--- MATERIAL FOR THIS TASK ---
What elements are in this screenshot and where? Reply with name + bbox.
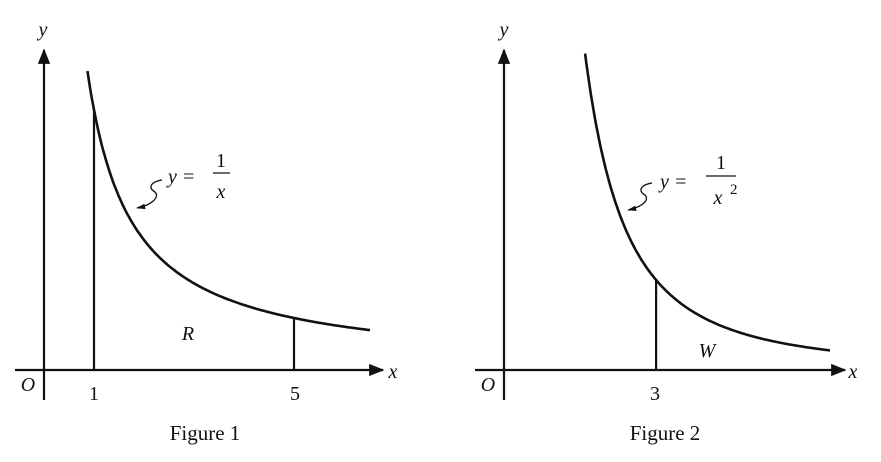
tick-label-1: 1 bbox=[89, 383, 99, 405]
y-axis-label: y bbox=[498, 19, 509, 41]
figure-2: y x O 3 W y = 1 x 2 Figure 2 bbox=[475, 19, 858, 445]
x-axis-label: x bbox=[388, 361, 398, 383]
equation-label: y = 1 x 2 bbox=[658, 152, 738, 209]
pointer-arrow-icon bbox=[136, 179, 163, 210]
tick-label-5: 5 bbox=[290, 383, 300, 405]
equation-lhs: y = bbox=[658, 171, 687, 193]
figure-caption: Figure 2 bbox=[630, 421, 701, 445]
equation-label: y = 1 x bbox=[166, 150, 230, 203]
curve-1-over-x-squared bbox=[583, 53, 831, 352]
equation-numerator: 1 bbox=[216, 150, 226, 172]
x-axis-label: x bbox=[848, 361, 858, 383]
tick-label-3: 3 bbox=[650, 383, 660, 405]
figure-caption: Figure 1 bbox=[170, 421, 241, 445]
equation-denominator: x bbox=[713, 187, 723, 209]
equation-exponent: 2 bbox=[730, 182, 738, 198]
y-axis-label: y bbox=[37, 19, 48, 41]
equation-denominator: x bbox=[216, 181, 226, 203]
pointer-arrow-icon bbox=[627, 182, 653, 211]
origin-label: O bbox=[21, 374, 35, 396]
origin-label: O bbox=[481, 374, 495, 396]
equation-lhs: y = bbox=[166, 166, 195, 188]
figure-1: y x O 1 5 R y = 1 x Figure 1 bbox=[15, 19, 398, 445]
equation-numerator: 1 bbox=[716, 152, 726, 174]
region-label-w: W bbox=[699, 340, 718, 362]
curve-1-over-x bbox=[86, 70, 371, 332]
region-label-r: R bbox=[181, 323, 194, 345]
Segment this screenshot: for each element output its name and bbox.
---
=== WRITTEN TASK ===
Write out these lines again with "screenshot" swapped for "image" everywhere it appears, keeping everything else the same. Leave the pictures out.

=== FINAL ANSWER ===
What elements are in this image and where? Reply with name + bbox.
tick-label-1: 1 bbox=[89, 383, 99, 405]
y-axis-label: y bbox=[498, 19, 509, 41]
figure-2: y x O 3 W y = 1 x 2 Figure 2 bbox=[475, 19, 858, 445]
x-axis-label: x bbox=[388, 361, 398, 383]
equation-label: y = 1 x 2 bbox=[658, 152, 738, 209]
pointer-arrow-icon bbox=[136, 179, 163, 210]
tick-label-5: 5 bbox=[290, 383, 300, 405]
equation-lhs: y = bbox=[658, 171, 687, 193]
figure-caption: Figure 2 bbox=[630, 421, 701, 445]
equation-label: y = 1 x bbox=[166, 150, 230, 203]
curve-1-over-x-squared bbox=[583, 53, 831, 352]
equation-numerator: 1 bbox=[216, 150, 226, 172]
x-axis-label: x bbox=[848, 361, 858, 383]
tick-label-3: 3 bbox=[650, 383, 660, 405]
figure-caption: Figure 1 bbox=[170, 421, 241, 445]
equation-denominator: x bbox=[713, 187, 723, 209]
equation-exponent: 2 bbox=[730, 182, 738, 198]
y-axis-label: y bbox=[37, 19, 48, 41]
equation-denominator: x bbox=[216, 181, 226, 203]
pointer-arrow-icon bbox=[627, 182, 653, 211]
origin-label: O bbox=[21, 374, 35, 396]
origin-label: O bbox=[481, 374, 495, 396]
equation-lhs: y = bbox=[166, 166, 195, 188]
figure-1: y x O 1 5 R y = 1 x Figure 1 bbox=[15, 19, 398, 445]
equation-numerator: 1 bbox=[716, 152, 726, 174]
region-label-w: W bbox=[699, 340, 718, 362]
curve-1-over-x bbox=[86, 70, 371, 332]
region-label-r: R bbox=[181, 323, 194, 345]
Segment this image: for each element output its name and bbox.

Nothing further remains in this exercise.